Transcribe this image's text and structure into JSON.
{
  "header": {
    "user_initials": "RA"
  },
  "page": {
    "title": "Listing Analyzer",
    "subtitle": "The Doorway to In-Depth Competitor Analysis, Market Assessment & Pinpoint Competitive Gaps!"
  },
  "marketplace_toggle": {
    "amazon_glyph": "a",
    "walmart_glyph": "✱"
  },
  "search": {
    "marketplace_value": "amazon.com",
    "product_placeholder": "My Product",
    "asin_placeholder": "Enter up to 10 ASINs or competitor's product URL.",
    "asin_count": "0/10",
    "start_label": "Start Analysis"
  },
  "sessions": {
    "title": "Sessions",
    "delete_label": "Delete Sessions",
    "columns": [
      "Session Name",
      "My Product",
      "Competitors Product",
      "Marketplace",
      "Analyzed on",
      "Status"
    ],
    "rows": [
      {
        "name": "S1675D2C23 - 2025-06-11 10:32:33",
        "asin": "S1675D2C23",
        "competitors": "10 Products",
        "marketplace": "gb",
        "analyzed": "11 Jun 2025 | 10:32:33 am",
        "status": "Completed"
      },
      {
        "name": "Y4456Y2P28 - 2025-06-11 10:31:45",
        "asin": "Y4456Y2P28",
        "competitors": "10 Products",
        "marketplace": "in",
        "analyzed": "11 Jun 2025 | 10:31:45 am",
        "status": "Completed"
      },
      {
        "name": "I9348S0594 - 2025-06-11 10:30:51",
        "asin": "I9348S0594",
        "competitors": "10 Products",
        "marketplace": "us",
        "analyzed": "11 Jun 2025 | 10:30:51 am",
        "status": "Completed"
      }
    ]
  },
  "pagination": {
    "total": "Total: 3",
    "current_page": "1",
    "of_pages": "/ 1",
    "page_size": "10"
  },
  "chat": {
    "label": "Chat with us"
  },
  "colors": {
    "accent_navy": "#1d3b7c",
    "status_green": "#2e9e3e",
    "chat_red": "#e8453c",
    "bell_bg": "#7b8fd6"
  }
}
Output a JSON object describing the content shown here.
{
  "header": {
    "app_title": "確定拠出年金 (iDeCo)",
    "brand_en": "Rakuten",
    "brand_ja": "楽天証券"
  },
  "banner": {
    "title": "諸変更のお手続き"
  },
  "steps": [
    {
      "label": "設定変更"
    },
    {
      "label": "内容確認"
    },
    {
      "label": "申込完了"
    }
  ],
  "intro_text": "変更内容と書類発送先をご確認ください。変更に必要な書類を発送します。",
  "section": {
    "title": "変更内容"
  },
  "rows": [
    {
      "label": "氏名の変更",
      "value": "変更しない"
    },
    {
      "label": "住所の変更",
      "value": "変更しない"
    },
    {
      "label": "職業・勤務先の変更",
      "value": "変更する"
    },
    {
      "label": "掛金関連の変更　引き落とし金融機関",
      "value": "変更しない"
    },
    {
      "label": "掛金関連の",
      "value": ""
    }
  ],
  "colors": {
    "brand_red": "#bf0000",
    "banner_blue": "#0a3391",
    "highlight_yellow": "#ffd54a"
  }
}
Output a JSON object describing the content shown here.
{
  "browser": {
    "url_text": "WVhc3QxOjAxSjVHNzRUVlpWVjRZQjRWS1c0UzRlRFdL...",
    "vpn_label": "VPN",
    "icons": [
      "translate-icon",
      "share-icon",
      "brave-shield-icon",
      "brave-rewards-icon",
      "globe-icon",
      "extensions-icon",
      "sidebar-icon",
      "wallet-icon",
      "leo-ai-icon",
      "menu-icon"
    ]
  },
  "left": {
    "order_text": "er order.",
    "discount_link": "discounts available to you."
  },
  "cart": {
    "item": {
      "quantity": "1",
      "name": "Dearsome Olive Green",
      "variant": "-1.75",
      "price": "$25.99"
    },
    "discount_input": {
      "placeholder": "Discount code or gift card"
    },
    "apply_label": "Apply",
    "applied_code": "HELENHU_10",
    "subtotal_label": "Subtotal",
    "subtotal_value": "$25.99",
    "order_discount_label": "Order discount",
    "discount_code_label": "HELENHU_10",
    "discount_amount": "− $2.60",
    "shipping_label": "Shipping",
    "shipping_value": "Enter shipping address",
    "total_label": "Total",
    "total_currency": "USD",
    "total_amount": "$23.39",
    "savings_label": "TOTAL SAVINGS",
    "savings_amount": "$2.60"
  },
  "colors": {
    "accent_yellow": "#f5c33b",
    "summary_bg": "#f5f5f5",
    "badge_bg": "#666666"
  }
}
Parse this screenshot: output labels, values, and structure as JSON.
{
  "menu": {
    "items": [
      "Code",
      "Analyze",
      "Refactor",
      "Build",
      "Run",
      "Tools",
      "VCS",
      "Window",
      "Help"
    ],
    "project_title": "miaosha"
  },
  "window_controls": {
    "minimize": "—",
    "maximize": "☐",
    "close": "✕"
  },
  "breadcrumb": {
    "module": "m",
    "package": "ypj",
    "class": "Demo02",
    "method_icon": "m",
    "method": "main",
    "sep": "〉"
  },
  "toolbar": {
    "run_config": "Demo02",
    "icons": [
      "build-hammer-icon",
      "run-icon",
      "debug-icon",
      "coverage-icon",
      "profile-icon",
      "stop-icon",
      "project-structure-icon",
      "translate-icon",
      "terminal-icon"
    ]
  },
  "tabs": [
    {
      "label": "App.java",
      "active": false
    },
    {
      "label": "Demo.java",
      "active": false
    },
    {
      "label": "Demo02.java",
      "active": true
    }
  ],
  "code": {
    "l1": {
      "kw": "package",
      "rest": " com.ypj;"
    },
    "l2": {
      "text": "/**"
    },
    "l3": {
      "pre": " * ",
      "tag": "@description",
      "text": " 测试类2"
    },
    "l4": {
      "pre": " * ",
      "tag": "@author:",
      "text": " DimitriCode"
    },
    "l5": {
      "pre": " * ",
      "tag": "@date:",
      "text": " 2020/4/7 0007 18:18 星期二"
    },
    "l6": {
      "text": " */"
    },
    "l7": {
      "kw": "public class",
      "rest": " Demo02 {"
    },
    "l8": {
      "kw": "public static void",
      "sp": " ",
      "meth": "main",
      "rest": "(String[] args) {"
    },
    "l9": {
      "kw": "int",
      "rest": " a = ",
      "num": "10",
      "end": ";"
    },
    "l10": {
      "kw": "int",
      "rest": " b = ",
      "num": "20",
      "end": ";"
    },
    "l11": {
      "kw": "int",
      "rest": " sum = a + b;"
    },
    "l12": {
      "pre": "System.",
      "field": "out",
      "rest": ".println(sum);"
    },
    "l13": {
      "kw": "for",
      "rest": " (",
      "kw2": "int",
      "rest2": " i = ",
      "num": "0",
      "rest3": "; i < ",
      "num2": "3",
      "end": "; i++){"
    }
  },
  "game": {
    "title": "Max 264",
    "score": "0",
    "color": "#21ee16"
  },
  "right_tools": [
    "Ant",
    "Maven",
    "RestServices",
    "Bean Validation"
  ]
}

☆ ☆ ☆ ☆ ☆ ☆ ☆

Goal =>
Your task is to repeat each line of the material exactly.

Problem solution =>
Transcribe this image's text and structure into JSON.
{
  "header": {
    "user_initials": "RA"
  },
  "page": {
    "title": "Listing Analyzer",
    "subtitle": "The Doorway to In-Depth Competitor Analysis, Market Assessment & Pinpoint Competitive Gaps!"
  },
  "marketplace_toggle": {
    "amazon_glyph": "a",
    "walmart_glyph": "✱"
  },
  "search": {
    "marketplace_value": "amazon.com",
    "product_placeholder": "My Product",
    "asin_placeholder": "Enter up to 10 ASINs or competitor's product URL.",
    "asin_count": "0/10",
    "start_label": "Start Analysis"
  },
  "sessions": {
    "title": "Sessions",
    "delete_label": "Delete Sessions",
    "columns": [
      "Session Name",
      "My Product",
      "Competitors Product",
      "Marketplace",
      "Analyzed on",
      "Status"
    ],
    "rows": [
      {
        "name": "S1675D2C23 - 2025-06-11 10:32:33",
        "asin": "S1675D2C23",
        "competitors": "10 Products",
        "marketplace": "gb",
        "analyzed": "11 Jun 2025 | 10:32:33 am",
        "status": "Completed"
      },
      {
        "name": "Y4456Y2P28 - 2025-06-11 10:31:45",
        "asin": "Y4456Y2P28",
        "competitors": "10 Products",
        "marketplace": "in",
        "analyzed": "11 Jun 2025 | 10:31:45 am",
        "status": "Completed"
      },
      {
        "name": "I9348S0594 - 2025-06-11 10:30:51",
        "asin": "I9348S0594",
        "competitors": "10 Products",
        "marketplace": "us",
        "analyzed": "11 Jun 2025 | 10:30:51 am",
        "status": "Completed"
      }
    ]
  },
  "pagination": {
    "total": "Total: 3",
    "current_page": "1",
    "of_pages": "/ 1",
    "page_size": "10"
  },
  "chat": {
    "label": "Chat with us"
  },
  "colors": {
    "accent_navy": "#1d3b7c",
    "status_green": "#2e9e3e",
    "chat_red": "#e8453c",
    "bell_bg": "#7b8fd6"
  }
}
Output a JSON object describing the content shown here.
{
  "header": {
    "app_title": "確定拠出年金 (iDeCo)",
    "brand_en": "Rakuten",
    "brand_ja": "楽天証券"
  },
  "banner": {
    "title": "諸変更のお手続き"
  },
  "steps": [
    {
      "label": "設定変更"
    },
    {
      "label": "内容確認"
    },
    {
      "label": "申込完了"
    }
  ],
  "intro_text": "変更内容と書類発送先をご確認ください。変更に必要な書類を発送します。",
  "section": {
    "title": "変更内容"
  },
  "rows": [
    {
      "label": "氏名の変更",
      "value": "変更しない"
    },
    {
      "label": "住所の変更",
      "value": "変更しない"
    },
    {
      "label": "職業・勤務先の変更",
      "value": "変更する"
    },
    {
      "label": "掛金関連の変更　引き落とし金融機関",
      "value": "変更しない"
    },
    {
      "label": "掛金関連の",
      "value": ""
    }
  ],
  "colors": {
    "brand_red": "#bf0000",
    "banner_blue": "#0a3391",
    "highlight_yellow": "#ffd54a"
  }
}
Output a JSON object describing the content shown here.
{
  "browser": {
    "url_text": "WVhc3QxOjAxSjVHNzRUVlpWVjRZQjRWS1c0UzRlRFdL...",
    "vpn_label": "VPN",
    "icons": [
      "translate-icon",
      "share-icon",
      "brave-shield-icon",
      "brave-rewards-icon",
      "globe-icon",
      "extensions-icon",
      "sidebar-icon",
      "wallet-icon",
      "leo-ai-icon",
      "menu-icon"
    ]
  },
  "left": {
    "order_text": "er order.",
    "discount_link": "discounts available to you."
  },
  "cart": {
    "item": {
      "quantity": "1",
      "name": "Dearsome Olive Green",
      "variant": "-1.75",
      "price": "$25.99"
    },
    "discount_input": {
      "placeholder": "Discount code or gift card"
    },
    "apply_label": "Apply",
    "applied_code": "HELENHU_10",
    "subtotal_label": "Subtotal",
    "subtotal_value": "$25.99",
    "order_discount_label": "Order discount",
    "discount_code_label": "HELENHU_10",
    "discount_amount": "− $2.60",
    "shipping_label": "Shipping",
    "shipping_value": "Enter shipping address",
    "total_label": "Total",
    "total_currency": "USD",
    "total_amount": "$23.39",
    "savings_label": "TOTAL SAVINGS",
    "savings_amount": "$2.60"
  },
  "colors": {
    "accent_yellow": "#f5c33b",
    "summary_bg": "#f5f5f5",
    "badge_bg": "#666666"
  }
}
Parse this screenshot: output labels, values, and structure as JSON.
{
  "menu": {
    "items": [
      "Code",
      "Analyze",
      "Refactor",
      "Build",
      "Run",
      "Tools",
      "VCS",
      "Window",
      "Help"
    ],
    "project_title": "miaosha"
  },
  "window_controls": {
    "minimize": "—",
    "maximize": "☐",
    "close": "✕"
  },
  "breadcrumb": {
    "module": "m",
    "package": "ypj",
    "class": "Demo02",
    "method_icon": "m",
    "method": "main",
    "sep": "〉"
  },
  "toolbar": {
    "run_config": "Demo02",
    "icons": [
      "build-hammer-icon",
      "run-icon",
      "debug-icon",
      "coverage-icon",
      "profile-icon",
      "stop-icon",
      "project-structure-icon",
      "translate-icon",
      "terminal-icon"
    ]
  },
  "tabs": [
    {
      "label": "App.java",
      "active": false
    },
    {
      "label": "Demo.java",
      "active": false
    },
    {
      "label": "Demo02.java",
      "active": true
    }
  ],
  "code": {
    "l1": {
      "kw": "package",
      "rest": " com.ypj;"
    },
    "l2": {
      "text": "/**"
    },
    "l3": {
      "pre": " * ",
      "tag": "@description",
      "text": " 测试类2"
    },
    "l4": {
      "pre": " * ",
      "tag": "@author:",
      "text": " DimitriCode"
    },
    "l5": {
      "pre": " * ",
      "tag": "@date:",
      "text": " 2020/4/7 0007 18:18 星期二"
    },
    "l6": {
      "text": " */"
    },
    "l7": {
      "kw": "public class",
      "rest": " Demo02 {"
    },
    "l8": {
      "kw": "public static void",
      "sp": " ",
      "meth": "main",
      "rest": "(String[] args) {"
    },
    "l9": {
      "kw": "int",
      "rest": " a = ",
      "num": "10",
      "end": ";"
    },
    "l10": {
      "kw": "int",
      "rest": " b = ",
      "num": "20",
      "end": ";"
    },
    "l11": {
      "kw": "int",
      "rest": " sum = a + b;"
    },
    "l12": {
      "pre": "System.",
      "field": "out",
      "rest": ".println(sum);"
    },
    "l13": {
      "kw": "for",
      "rest": " (",
      "kw2": "int",
      "rest2": " i = ",
      "num": "0",
      "rest3": "; i < ",
      "num2": "3",
      "end": "; i++){"
    }
  },
  "game": {
    "title": "Max 264",
    "score": "0",
    "color": "#21ee16"
  },
  "right_tools": [
    "Ant",
    "Maven",
    "RestServices",
    "Bean Validation"
  ]
}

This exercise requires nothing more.